• [Requirements] Print out the material that follows word for word.

╭──

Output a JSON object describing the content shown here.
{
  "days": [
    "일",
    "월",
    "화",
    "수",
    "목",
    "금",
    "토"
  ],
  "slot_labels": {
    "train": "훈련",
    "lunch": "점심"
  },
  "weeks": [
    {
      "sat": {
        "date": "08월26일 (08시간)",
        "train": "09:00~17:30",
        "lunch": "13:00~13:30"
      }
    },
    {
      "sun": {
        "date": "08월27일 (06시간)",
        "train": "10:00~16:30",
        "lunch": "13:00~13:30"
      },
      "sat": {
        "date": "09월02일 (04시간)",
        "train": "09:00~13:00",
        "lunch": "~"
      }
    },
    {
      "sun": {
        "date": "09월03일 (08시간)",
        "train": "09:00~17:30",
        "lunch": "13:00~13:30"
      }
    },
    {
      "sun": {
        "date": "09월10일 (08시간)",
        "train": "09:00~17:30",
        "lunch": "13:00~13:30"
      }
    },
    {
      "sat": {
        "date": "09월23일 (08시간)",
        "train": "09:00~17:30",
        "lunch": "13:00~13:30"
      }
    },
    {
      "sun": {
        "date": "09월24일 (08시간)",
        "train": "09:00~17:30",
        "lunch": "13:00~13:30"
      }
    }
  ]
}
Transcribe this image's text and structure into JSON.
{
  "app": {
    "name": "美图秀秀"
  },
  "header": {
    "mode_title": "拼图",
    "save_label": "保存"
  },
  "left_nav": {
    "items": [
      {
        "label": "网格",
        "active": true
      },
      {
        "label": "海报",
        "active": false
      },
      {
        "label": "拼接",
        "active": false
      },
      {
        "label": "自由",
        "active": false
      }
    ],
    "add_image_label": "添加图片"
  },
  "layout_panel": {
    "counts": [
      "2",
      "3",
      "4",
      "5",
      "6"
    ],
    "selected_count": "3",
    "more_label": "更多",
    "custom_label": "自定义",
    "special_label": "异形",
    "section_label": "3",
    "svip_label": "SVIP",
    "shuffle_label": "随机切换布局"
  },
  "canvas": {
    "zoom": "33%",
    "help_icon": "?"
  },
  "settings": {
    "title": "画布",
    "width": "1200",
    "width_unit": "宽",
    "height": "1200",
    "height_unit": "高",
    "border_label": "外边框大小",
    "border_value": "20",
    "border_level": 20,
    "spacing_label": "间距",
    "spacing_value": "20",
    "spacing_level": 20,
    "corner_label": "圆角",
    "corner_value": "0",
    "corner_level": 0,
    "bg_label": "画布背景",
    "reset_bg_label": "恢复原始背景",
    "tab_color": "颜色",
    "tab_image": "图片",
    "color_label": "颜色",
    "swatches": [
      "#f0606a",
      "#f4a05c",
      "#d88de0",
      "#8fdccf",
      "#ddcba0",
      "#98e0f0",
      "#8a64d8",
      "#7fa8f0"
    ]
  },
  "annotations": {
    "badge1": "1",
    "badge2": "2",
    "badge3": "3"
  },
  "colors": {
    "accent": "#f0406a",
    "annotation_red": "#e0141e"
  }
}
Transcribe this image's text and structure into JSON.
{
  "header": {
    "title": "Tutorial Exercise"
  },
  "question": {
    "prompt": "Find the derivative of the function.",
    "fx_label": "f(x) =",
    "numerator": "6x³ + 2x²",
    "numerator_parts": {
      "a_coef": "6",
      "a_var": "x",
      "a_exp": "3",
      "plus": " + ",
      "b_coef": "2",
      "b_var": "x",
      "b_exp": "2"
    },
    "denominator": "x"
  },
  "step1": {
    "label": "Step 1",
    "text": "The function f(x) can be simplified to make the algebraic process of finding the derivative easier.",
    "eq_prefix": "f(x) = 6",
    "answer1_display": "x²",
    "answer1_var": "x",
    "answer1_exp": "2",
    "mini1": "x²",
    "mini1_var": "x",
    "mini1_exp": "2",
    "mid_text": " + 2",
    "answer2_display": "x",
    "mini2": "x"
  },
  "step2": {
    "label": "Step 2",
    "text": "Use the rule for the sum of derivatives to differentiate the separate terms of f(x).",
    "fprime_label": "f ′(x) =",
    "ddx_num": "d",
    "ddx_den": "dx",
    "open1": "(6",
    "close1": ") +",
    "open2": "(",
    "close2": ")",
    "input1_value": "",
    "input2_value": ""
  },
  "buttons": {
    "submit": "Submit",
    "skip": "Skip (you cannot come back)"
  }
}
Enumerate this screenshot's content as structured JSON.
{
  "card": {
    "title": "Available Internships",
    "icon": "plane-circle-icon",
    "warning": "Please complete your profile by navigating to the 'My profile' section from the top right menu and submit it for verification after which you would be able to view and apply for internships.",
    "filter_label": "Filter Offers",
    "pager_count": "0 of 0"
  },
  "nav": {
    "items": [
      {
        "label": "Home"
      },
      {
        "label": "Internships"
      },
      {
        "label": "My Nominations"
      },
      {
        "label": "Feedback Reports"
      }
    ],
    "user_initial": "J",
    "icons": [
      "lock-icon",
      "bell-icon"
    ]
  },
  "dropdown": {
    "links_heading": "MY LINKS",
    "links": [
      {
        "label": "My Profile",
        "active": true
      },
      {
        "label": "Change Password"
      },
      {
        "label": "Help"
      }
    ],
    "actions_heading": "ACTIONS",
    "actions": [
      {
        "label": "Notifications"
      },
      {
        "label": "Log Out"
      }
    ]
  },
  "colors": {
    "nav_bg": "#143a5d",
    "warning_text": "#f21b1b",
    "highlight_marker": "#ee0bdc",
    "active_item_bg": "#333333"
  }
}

╰──

• [Worked solution]
Output a JSON object describing the content shown here.
{
  "days": [
    "일",
    "월",
    "화",
    "수",
    "목",
    "금",
    "토"
  ],
  "slot_labels": {
    "train": "훈련",
    "lunch": "점심"
  },
  "weeks": [
    {
      "sat": {
        "date": "08월26일 (08시간)",
        "train": "09:00~17:30",
        "lunch": "13:00~13:30"
      }
    },
    {
      "sun": {
        "date": "08월27일 (06시간)",
        "train": "10:00~16:30",
        "lunch": "13:00~13:30"
      },
      "sat": {
        "date": "09월02일 (04시간)",
        "train": "09:00~13:00",
        "lunch": "~"
      }
    },
    {
      "sun": {
        "date": "09월03일 (08시간)",
        "train": "09:00~17:30",
        "lunch": "13:00~13:30"
      }
    },
    {
      "sun": {
        "date": "09월10일 (08시간)",
        "train": "09:00~17:30",
        "lunch": "13:00~13:30"
      }
    },
    {
      "sat": {
        "date": "09월23일 (08시간)",
        "train": "09:00~17:30",
        "lunch": "13:00~13:30"
      }
    },
    {
      "sun": {
        "date": "09월24일 (08시간)",
        "train": "09:00~17:30",
        "lunch": "13:00~13:30"
      }
    }
  ]
}
Transcribe this image's text and structure into JSON.
{
  "app": {
    "name": "美图秀秀"
  },
  "header": {
    "mode_title": "拼图",
    "save_label": "保存"
  },
  "left_nav": {
    "items": [
      {
        "label": "网格",
        "active": true
      },
      {
        "label": "海报",
        "active": false
      },
      {
        "label": "拼接",
        "active": false
      },
      {
        "label": "自由",
        "active": false
      }
    ],
    "add_image_label": "添加图片"
  },
  "layout_panel": {
    "counts": [
      "2",
      "3",
      "4",
      "5",
      "6"
    ],
    "selected_count": "3",
    "more_label": "更多",
    "custom_label": "自定义",
    "special_label": "异形",
    "section_label": "3",
    "svip_label": "SVIP",
    "shuffle_label": "随机切换布局"
  },
  "canvas": {
    "zoom": "33%",
    "help_icon": "?"
  },
  "settings": {
    "title": "画布",
    "width": "1200",
    "width_unit": "宽",
    "height": "1200",
    "height_unit": "高",
    "border_label": "外边框大小",
    "border_value": "20",
    "border_level": 20,
    "spacing_label": "间距",
    "spacing_value": "20",
    "spacing_level": 20,
    "corner_label": "圆角",
    "corner_value": "0",
    "corner_level": 0,
    "bg_label": "画布背景",
    "reset_bg_label": "恢复原始背景",
    "tab_color": "颜色",
    "tab_image": "图片",
    "color_label": "颜色",
    "swatches": [
      "#f0606a",
      "#f4a05c",
      "#d88de0",
      "#8fdccf",
      "#ddcba0",
      "#98e0f0",
      "#8a64d8",
      "#7fa8f0"
    ]
  },
  "annotations": {
    "badge1": "1",
    "badge2": "2",
    "badge3": "3"
  },
  "colors": {
    "accent": "#f0406a",
    "annotation_red": "#e0141e"
  }
}
Transcribe this image's text and structure into JSON.
{
  "header": {
    "title": "Tutorial Exercise"
  },
  "question": {
    "prompt": "Find the derivative of the function.",
    "fx_label": "f(x) =",
    "numerator": "6x³ + 2x²",
    "numerator_parts": {
      "a_coef": "6",
      "a_var": "x",
      "a_exp": "3",
      "plus": " + ",
      "b_coef": "2",
      "b_var": "x",
      "b_exp": "2"
    },
    "denominator": "x"
  },
  "step1": {
    "label": "Step 1",
    "text": "The function f(x) can be simplified to make the algebraic process of finding the derivative easier.",
    "eq_prefix": "f(x) = 6",
    "answer1_display": "x²",
    "answer1_var": "x",
    "answer1_exp": "2",
    "mini1": "x²",
    "mini1_var": "x",
    "mini1_exp": "2",
    "mid_text": " + 2",
    "answer2_display": "x",
    "mini2": "x"
  },
  "step2": {
    "label": "Step 2",
    "text": "Use the rule for the sum of derivatives to differentiate the separate terms of f(x).",
    "fprime_label": "f ′(x) =",
    "ddx_num": "d",
    "ddx_den": "dx",
    "open1": "(6",
    "close1": ") +",
    "open2": "(",
    "close2": ")",
    "input1_value": "",
    "input2_value": ""
  },
  "buttons": {
    "submit": "Submit",
    "skip": "Skip (you cannot come back)"
  }
}
Enumerate this screenshot's content as structured JSON.
{
  "card": {
    "title": "Available Internships",
    "icon": "plane-circle-icon",
    "warning": "Please complete your profile by navigating to the 'My profile' section from the top right menu and submit it for verification after which you would be able to view and apply for internships.",
    "filter_label": "Filter Offers",
    "pager_count": "0 of 0"
  },
  "nav": {
    "items": [
      {
        "label": "Home"
      },
      {
        "label": "Internships"
      },
      {
        "label": "My Nominations"
      },
      {
        "label": "Feedback Reports"
      }
    ],
    "user_initial": "J",
    "icons": [
      "lock-icon",
      "bell-icon"
    ]
  },
  "dropdown": {
    "links_heading": "MY LINKS",
    "links": [
      {
        "label": "My Profile",
        "active": true
      },
      {
        "label": "Change Password"
      },
      {
        "label": "Help"
      }
    ],
    "actions_heading": "ACTIONS",
    "actions": [
      {
        "label": "Notifications"
      },
      {
        "label": "Log Out"
      }
    ]
  },
  "colors": {
    "nav_bg": "#143a5d",
    "warning_text": "#f21b1b",
    "highlight_marker": "#ee0bdc",
    "active_item_bg": "#333333"
  }
}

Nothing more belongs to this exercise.